REQUIREMENTS: Look through the entries below and report how many lines hold the string "если". Only the number is wanted.

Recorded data
>>>
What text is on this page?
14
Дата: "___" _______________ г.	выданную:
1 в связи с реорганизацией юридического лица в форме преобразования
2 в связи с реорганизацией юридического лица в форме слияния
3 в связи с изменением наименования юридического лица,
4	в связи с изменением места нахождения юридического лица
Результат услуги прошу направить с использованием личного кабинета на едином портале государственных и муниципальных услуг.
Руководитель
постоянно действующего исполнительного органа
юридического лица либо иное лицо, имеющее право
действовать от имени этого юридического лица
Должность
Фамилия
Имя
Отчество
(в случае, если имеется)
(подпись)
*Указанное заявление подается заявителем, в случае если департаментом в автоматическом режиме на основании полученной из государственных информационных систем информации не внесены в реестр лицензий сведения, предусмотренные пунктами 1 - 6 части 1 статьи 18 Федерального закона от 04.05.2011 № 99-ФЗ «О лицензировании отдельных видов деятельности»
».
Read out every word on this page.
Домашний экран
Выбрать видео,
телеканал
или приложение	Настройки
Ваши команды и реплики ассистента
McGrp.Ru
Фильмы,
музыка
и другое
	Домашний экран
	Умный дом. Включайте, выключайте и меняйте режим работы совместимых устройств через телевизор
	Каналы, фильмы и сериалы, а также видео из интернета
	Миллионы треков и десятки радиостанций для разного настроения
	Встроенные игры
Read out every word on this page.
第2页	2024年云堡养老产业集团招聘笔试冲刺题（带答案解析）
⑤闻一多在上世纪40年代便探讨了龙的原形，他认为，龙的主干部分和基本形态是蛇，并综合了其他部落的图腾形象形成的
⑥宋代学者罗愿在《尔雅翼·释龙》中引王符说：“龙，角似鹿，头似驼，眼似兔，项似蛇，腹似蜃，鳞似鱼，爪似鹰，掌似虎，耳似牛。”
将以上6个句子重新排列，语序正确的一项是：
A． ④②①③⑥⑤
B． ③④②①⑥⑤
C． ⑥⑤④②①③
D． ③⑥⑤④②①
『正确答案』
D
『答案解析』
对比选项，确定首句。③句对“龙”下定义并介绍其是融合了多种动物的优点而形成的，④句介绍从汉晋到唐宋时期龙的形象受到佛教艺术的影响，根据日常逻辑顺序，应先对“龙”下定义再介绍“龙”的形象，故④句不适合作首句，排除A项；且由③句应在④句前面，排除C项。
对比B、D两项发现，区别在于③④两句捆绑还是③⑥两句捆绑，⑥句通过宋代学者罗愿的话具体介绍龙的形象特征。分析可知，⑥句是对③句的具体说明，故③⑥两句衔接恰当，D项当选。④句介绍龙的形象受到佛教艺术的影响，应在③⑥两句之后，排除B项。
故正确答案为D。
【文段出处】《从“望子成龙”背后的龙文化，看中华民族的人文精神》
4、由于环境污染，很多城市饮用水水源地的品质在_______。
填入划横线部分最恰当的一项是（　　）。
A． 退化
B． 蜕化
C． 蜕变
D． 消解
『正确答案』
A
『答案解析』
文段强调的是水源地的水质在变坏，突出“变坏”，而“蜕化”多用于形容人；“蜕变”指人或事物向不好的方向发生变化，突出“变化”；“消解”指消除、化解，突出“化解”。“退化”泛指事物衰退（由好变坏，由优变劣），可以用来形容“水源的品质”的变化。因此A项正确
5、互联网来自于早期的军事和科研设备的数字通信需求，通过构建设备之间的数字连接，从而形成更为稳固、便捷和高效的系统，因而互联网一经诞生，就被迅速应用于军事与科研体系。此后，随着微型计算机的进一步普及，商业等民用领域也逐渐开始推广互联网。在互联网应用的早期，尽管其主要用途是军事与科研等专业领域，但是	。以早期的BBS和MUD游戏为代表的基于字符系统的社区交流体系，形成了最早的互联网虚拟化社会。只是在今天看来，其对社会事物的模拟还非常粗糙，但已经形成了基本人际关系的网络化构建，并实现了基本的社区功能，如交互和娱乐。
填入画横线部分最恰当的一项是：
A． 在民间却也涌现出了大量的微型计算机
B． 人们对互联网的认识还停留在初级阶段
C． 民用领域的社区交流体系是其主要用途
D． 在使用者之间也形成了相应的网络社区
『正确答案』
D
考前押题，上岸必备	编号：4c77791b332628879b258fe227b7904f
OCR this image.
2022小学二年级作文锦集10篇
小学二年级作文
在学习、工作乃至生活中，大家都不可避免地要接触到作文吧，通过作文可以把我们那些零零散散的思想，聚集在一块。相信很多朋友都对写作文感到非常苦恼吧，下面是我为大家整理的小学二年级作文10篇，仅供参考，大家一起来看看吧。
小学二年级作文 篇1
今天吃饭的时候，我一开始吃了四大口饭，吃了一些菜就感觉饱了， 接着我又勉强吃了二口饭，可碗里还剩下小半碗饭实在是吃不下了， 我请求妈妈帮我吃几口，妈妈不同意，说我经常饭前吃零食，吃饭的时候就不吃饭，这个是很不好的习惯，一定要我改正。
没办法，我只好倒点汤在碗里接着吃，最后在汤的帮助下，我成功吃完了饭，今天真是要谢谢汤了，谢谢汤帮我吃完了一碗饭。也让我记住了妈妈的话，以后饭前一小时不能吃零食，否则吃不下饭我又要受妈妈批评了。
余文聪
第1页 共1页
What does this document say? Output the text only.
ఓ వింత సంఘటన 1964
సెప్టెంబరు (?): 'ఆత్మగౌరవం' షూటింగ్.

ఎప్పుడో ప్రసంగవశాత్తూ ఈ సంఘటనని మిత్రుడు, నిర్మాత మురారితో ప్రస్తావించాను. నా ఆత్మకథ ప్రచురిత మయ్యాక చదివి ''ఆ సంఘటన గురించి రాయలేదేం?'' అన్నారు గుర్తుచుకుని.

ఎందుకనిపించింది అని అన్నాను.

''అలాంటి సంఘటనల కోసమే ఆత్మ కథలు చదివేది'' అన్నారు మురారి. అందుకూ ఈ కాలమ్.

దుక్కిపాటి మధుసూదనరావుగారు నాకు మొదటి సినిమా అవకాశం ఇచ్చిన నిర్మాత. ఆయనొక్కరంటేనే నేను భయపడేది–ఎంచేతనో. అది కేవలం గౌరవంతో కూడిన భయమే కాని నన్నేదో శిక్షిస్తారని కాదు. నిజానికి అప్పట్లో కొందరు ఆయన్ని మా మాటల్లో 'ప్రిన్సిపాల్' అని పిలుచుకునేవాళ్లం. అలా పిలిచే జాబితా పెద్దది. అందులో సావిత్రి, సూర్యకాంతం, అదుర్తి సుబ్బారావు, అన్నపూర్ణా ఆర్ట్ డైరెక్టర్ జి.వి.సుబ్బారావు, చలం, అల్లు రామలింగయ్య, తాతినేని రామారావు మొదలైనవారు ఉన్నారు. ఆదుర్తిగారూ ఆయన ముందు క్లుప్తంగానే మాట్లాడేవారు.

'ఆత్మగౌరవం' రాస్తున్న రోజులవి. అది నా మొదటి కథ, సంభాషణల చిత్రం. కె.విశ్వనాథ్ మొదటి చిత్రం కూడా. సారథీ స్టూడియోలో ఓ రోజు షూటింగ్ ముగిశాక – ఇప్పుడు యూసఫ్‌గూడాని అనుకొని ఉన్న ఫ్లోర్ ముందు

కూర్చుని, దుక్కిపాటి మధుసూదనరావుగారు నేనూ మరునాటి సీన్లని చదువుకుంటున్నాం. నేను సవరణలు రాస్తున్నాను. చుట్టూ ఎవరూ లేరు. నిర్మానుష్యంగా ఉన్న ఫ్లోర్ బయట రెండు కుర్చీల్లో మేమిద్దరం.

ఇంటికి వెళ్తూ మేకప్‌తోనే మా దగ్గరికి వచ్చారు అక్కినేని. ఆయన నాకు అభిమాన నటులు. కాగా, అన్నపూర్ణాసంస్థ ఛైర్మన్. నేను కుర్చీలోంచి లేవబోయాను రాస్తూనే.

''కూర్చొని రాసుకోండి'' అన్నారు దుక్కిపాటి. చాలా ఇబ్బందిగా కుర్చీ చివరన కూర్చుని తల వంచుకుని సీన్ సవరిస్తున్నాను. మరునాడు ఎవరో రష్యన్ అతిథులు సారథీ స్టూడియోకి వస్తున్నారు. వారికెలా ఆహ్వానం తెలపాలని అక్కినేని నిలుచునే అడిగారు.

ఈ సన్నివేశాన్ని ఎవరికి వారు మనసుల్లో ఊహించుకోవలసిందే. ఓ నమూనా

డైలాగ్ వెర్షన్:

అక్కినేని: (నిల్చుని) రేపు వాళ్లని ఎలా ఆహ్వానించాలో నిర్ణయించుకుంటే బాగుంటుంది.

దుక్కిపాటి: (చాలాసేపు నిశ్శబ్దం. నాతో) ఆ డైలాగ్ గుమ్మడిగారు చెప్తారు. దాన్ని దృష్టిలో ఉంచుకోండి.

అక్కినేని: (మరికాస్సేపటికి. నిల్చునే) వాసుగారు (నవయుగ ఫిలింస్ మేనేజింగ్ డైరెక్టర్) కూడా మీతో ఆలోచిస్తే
<<<
TASK ANSWER: 2